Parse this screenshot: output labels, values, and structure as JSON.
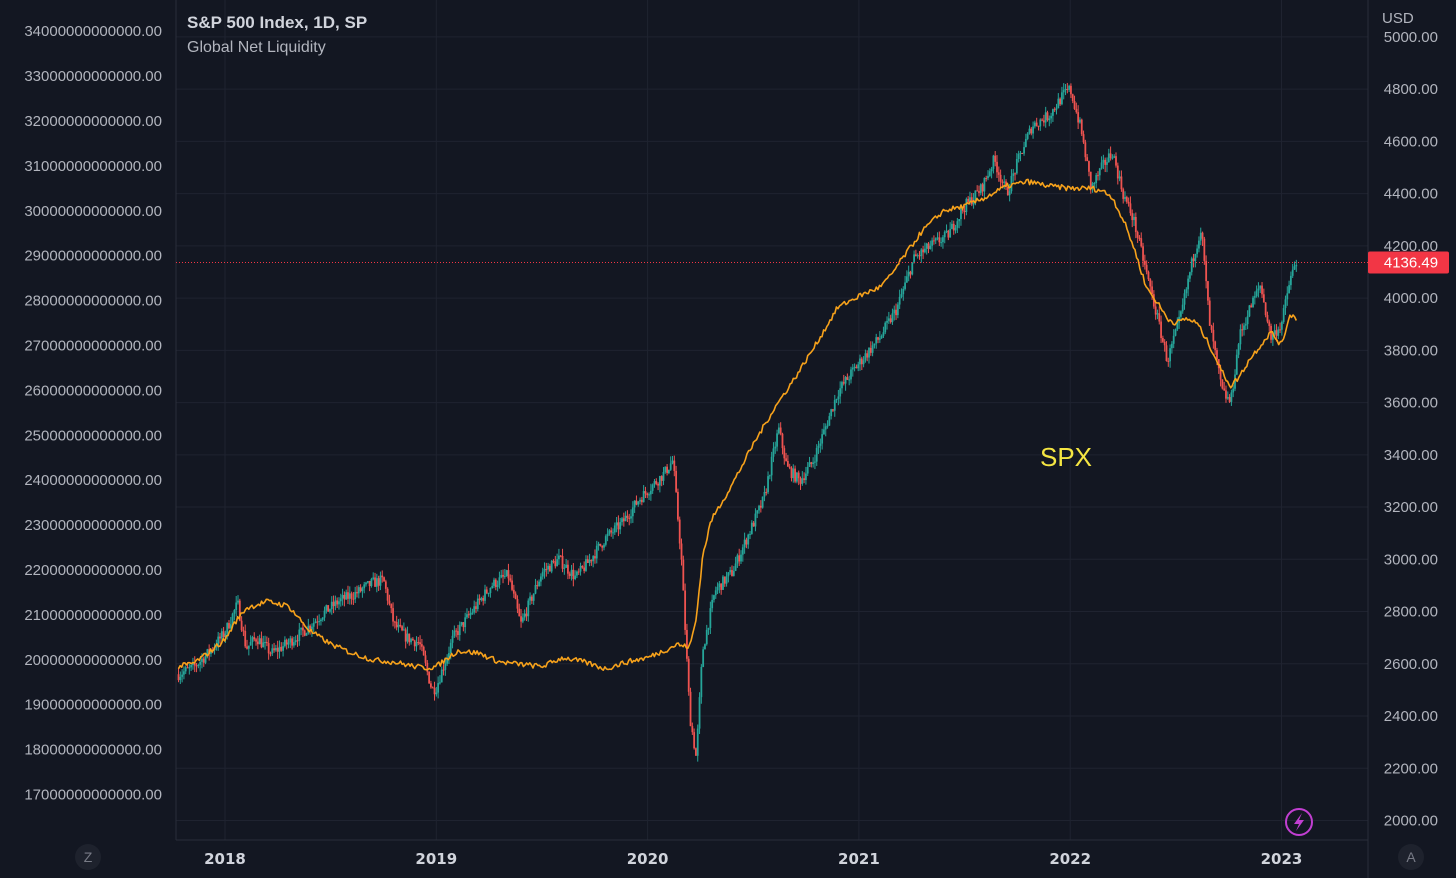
{
  "legend": {
    "title": "S&P 500 Index, 1D, SP",
    "subtitle": "Global Net Liquidity"
  },
  "annotation": "SPX",
  "currency_label": "USD",
  "price_badge": "4136.49",
  "buttons": {
    "left": "Z",
    "right": "A"
  },
  "colors": {
    "background": "#131722",
    "grid": "#2a2e39",
    "up": "#26a69a",
    "down": "#ef5350",
    "liquidity": "#f7a21b",
    "annotation": "#f5e642",
    "badge": "#f23645",
    "lightning": "#c23fd2"
  },
  "chart_data": {
    "type": "line",
    "title": "S&P 500 Index, 1D, SP",
    "series": [
      {
        "name": "S&P 500 Index (candles)",
        "axis": "right",
        "x": [
          2017.78,
          2017.85,
          2017.92,
          2018.0,
          2018.06,
          2018.1,
          2018.15,
          2018.22,
          2018.3,
          2018.38,
          2018.46,
          2018.54,
          2018.62,
          2018.7,
          2018.75,
          2018.8,
          2018.86,
          2018.92,
          2018.98,
          2019.0,
          2019.08,
          2019.16,
          2019.26,
          2019.34,
          2019.4,
          2019.5,
          2019.58,
          2019.66,
          2019.72,
          2019.8,
          2019.88,
          2019.96,
          2020.08,
          2020.12,
          2020.16,
          2020.2,
          2020.23,
          2020.26,
          2020.32,
          2020.4,
          2020.48,
          2020.55,
          2020.62,
          2020.66,
          2020.72,
          2020.78,
          2020.84,
          2020.9,
          2020.98,
          2021.05,
          2021.1,
          2021.18,
          2021.26,
          2021.34,
          2021.42,
          2021.5,
          2021.58,
          2021.64,
          2021.7,
          2021.76,
          2021.82,
          2021.9,
          2021.97,
          2022.0,
          2022.05,
          2022.1,
          2022.15,
          2022.2,
          2022.25,
          2022.3,
          2022.36,
          2022.42,
          2022.46,
          2022.52,
          2022.58,
          2022.62,
          2022.66,
          2022.72,
          2022.76,
          2022.8,
          2022.85,
          2022.9,
          2022.95,
          2023.0,
          2023.04,
          2023.07
        ],
        "y": [
          2560,
          2585,
          2640,
          2720,
          2830,
          2660,
          2700,
          2640,
          2680,
          2730,
          2790,
          2840,
          2870,
          2910,
          2920,
          2750,
          2700,
          2680,
          2500,
          2510,
          2700,
          2790,
          2900,
          2940,
          2750,
          2950,
          3000,
          2930,
          2990,
          3080,
          3140,
          3230,
          3330,
          3380,
          3000,
          2400,
          2240,
          2650,
          2880,
          2950,
          3100,
          3230,
          3500,
          3350,
          3300,
          3370,
          3500,
          3640,
          3730,
          3800,
          3850,
          3960,
          4150,
          4200,
          4240,
          4350,
          4420,
          4530,
          4400,
          4540,
          4660,
          4700,
          4780,
          4800,
          4650,
          4420,
          4500,
          4560,
          4400,
          4300,
          4100,
          3900,
          3760,
          3920,
          4150,
          4270,
          3900,
          3640,
          3600,
          3850,
          3960,
          4050,
          3850,
          3900,
          4070,
          4136
        ]
      },
      {
        "name": "Global Net Liquidity",
        "axis": "left",
        "unit": "USD",
        "x": [
          2017.78,
          2017.85,
          2017.92,
          2018.0,
          2018.05,
          2018.1,
          2018.2,
          2018.3,
          2018.4,
          2018.5,
          2018.6,
          2018.7,
          2018.8,
          2018.9,
          2018.95,
          2019.0,
          2019.1,
          2019.2,
          2019.3,
          2019.4,
          2019.5,
          2019.6,
          2019.7,
          2019.8,
          2019.9,
          2020.0,
          2020.1,
          2020.14,
          2020.17,
          2020.2,
          2020.23,
          2020.26,
          2020.3,
          2020.4,
          2020.5,
          2020.6,
          2020.7,
          2020.8,
          2020.9,
          2021.0,
          2021.1,
          2021.15,
          2021.2,
          2021.3,
          2021.4,
          2021.5,
          2021.6,
          2021.7,
          2021.8,
          2021.9,
          2022.0,
          2022.05,
          2022.1,
          2022.15,
          2022.2,
          2022.26,
          2022.3,
          2022.36,
          2022.42,
          2022.46,
          2022.5,
          2022.55,
          2022.6,
          2022.66,
          2022.72,
          2022.76,
          2022.8,
          2022.85,
          2022.9,
          2022.95,
          2023.0,
          2023.04,
          2023.07
        ],
        "y": [
          19850000000000.0,
          19920000000000.0,
          20150000000000.0,
          20450000000000.0,
          20850000000000.0,
          21150000000000.0,
          21300000000000.0,
          21200000000000.0,
          20650000000000.0,
          20350000000000.0,
          20150000000000.0,
          20000000000000.0,
          19950000000000.0,
          19850000000000.0,
          19820000000000.0,
          19850000000000.0,
          20200000000000.0,
          20150000000000.0,
          19950000000000.0,
          19900000000000.0,
          19850000000000.0,
          20050000000000.0,
          19950000000000.0,
          19800000000000.0,
          19950000000000.0,
          20050000000000.0,
          20250000000000.0,
          20350000000000.0,
          20300000000000.0,
          20300000000000.0,
          20900000000000.0,
          22300000000000.0,
          23100000000000.0,
          23900000000000.0,
          24800000000000.0,
          25600000000000.0,
          26300000000000.0,
          27050000000000.0,
          27850000000000.0,
          28100000000000.0,
          28300000000000.0,
          28550000000000.0,
          28900000000000.0,
          29550000000000.0,
          30000000000000.0,
          30100000000000.0,
          30300000000000.0,
          30550000000000.0,
          30650000000000.0,
          30550000000000.0,
          30500000000000.0,
          30500000000000.0,
          30500000000000.0,
          30450000000000.0,
          30300000000000.0,
          29700000000000.0,
          29200000000000.0,
          28300000000000.0,
          27900000000000.0,
          27600000000000.0,
          27500000000000.0,
          27600000000000.0,
          27500000000000.0,
          27000000000000.0,
          26400000000000.0,
          26100000000000.0,
          26300000000000.0,
          26700000000000.0,
          27000000000000.0,
          27300000000000.0,
          27000000000000.0,
          27700000000000.0,
          27600000000000.0
        ]
      }
    ],
    "x_ticks": [
      "2018",
      "2019",
      "2020",
      "2021",
      "2022",
      "2023"
    ],
    "y_right_ticks": [
      "2000.00",
      "2200.00",
      "2400.00",
      "2600.00",
      "2800.00",
      "3000.00",
      "3200.00",
      "3400.00",
      "3600.00",
      "3800.00",
      "4000.00",
      "4200.00",
      "4400.00",
      "4600.00",
      "4800.00",
      "5000.00"
    ],
    "y_left_ticks": [
      "17000000000000.00",
      "18000000000000.00",
      "19000000000000.00",
      "20000000000000.00",
      "21000000000000.00",
      "22000000000000.00",
      "23000000000000.00",
      "24000000000000.00",
      "25000000000000.00",
      "26000000000000.00",
      "27000000000000.00",
      "28000000000000.00",
      "29000000000000.00",
      "30000000000000.00",
      "31000000000000.00",
      "32000000000000.00",
      "33000000000000.00",
      "34000000000000.00"
    ],
    "ylim_right": [
      2000,
      5000
    ],
    "ylim_left": [
      17000000000000,
      34000000000000
    ],
    "last_price": 4136.49
  }
}
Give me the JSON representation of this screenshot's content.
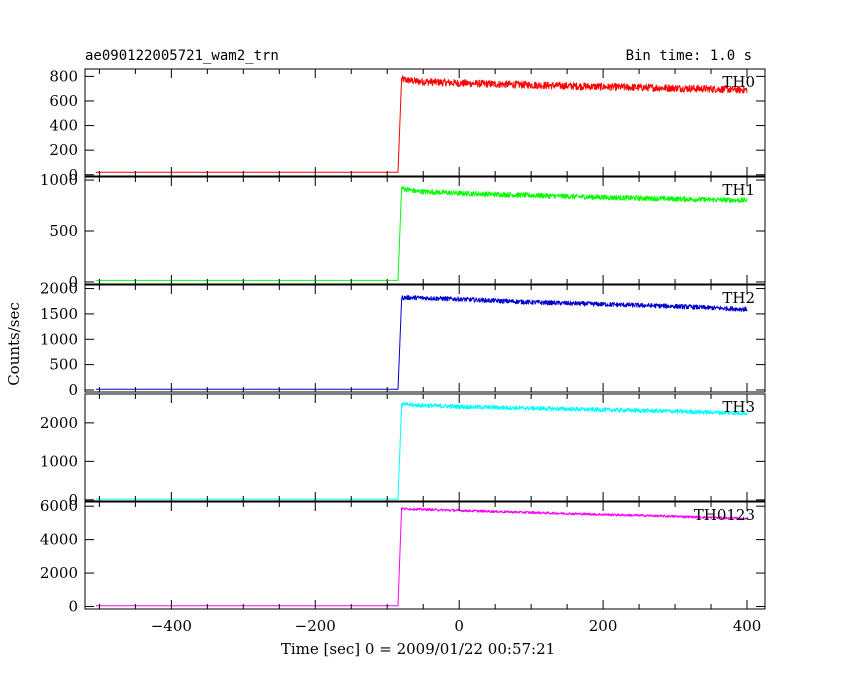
{
  "chart_data": {
    "type": "line",
    "title": "ae090122005721_wam2_trn",
    "bin_time_label": "Bin time: 1.0 s",
    "xlabel": "Time [sec] 0 = 2009/01/22 00:57:21",
    "ylabel": "Counts/sec",
    "xlim": [
      -520,
      425
    ],
    "xticks": [
      -400,
      -200,
      0,
      200,
      400
    ],
    "xtick_labels": [
      "−400",
      "−200",
      "0",
      "200",
      "400"
    ],
    "panels": [
      {
        "name": "TH0",
        "color": "#ff0000",
        "ylim": [
          -10,
          860
        ],
        "yticks": [
          0,
          200,
          400,
          600,
          800
        ],
        "ytick_labels": [
          "0",
          "200",
          "400",
          "600",
          "800"
        ],
        "points": [
          [
            -505,
            20
          ],
          [
            -85,
            20
          ],
          [
            -80,
            775
          ],
          [
            -60,
            760
          ],
          [
            0,
            745
          ],
          [
            100,
            730
          ],
          [
            200,
            715
          ],
          [
            300,
            705
          ],
          [
            400,
            690
          ]
        ],
        "noise": 30
      },
      {
        "name": "TH1",
        "color": "#00ff00",
        "ylim": [
          -20,
          1030
        ],
        "yticks": [
          0,
          500,
          1000
        ],
        "ytick_labels": [
          "0",
          "500",
          "1000"
        ],
        "points": [
          [
            -505,
            15
          ],
          [
            -85,
            15
          ],
          [
            -80,
            920
          ],
          [
            -60,
            890
          ],
          [
            0,
            870
          ],
          [
            100,
            850
          ],
          [
            200,
            830
          ],
          [
            300,
            815
          ],
          [
            400,
            800
          ]
        ],
        "noise": 25
      },
      {
        "name": "TH2",
        "color": "#0000cd",
        "ylim": [
          -40,
          2070
        ],
        "yticks": [
          0,
          500,
          1000,
          1500,
          2000
        ],
        "ytick_labels": [
          "0",
          "500",
          "1000",
          "1500",
          "2000"
        ],
        "points": [
          [
            -505,
            15
          ],
          [
            -85,
            15
          ],
          [
            -80,
            1820
          ],
          [
            -60,
            1820
          ],
          [
            0,
            1790
          ],
          [
            100,
            1730
          ],
          [
            200,
            1690
          ],
          [
            300,
            1650
          ],
          [
            400,
            1590
          ]
        ],
        "noise": 45
      },
      {
        "name": "TH3",
        "color": "#00ffff",
        "ylim": [
          -30,
          2750
        ],
        "yticks": [
          0,
          1000,
          2000
        ],
        "ytick_labels": [
          "0",
          "1000",
          "2000"
        ],
        "points": [
          [
            -505,
            20
          ],
          [
            -85,
            20
          ],
          [
            -80,
            2480
          ],
          [
            -60,
            2460
          ],
          [
            0,
            2420
          ],
          [
            100,
            2380
          ],
          [
            200,
            2340
          ],
          [
            300,
            2300
          ],
          [
            400,
            2250
          ]
        ],
        "noise": 55
      },
      {
        "name": "TH0123",
        "color": "#ff00ff",
        "ylim": [
          -150,
          6250
        ],
        "yticks": [
          0,
          2000,
          4000,
          6000
        ],
        "ytick_labels": [
          "0",
          "2000",
          "4000",
          "6000"
        ],
        "points": [
          [
            -505,
            50
          ],
          [
            -85,
            50
          ],
          [
            -80,
            5850
          ],
          [
            -60,
            5820
          ],
          [
            0,
            5740
          ],
          [
            100,
            5620
          ],
          [
            200,
            5500
          ],
          [
            300,
            5390
          ],
          [
            400,
            5250
          ]
        ],
        "noise": 70
      }
    ]
  }
}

__Task brief__
Calculate how many lines of the material include the string "JSON", and state that number by itself.

__Reply__
2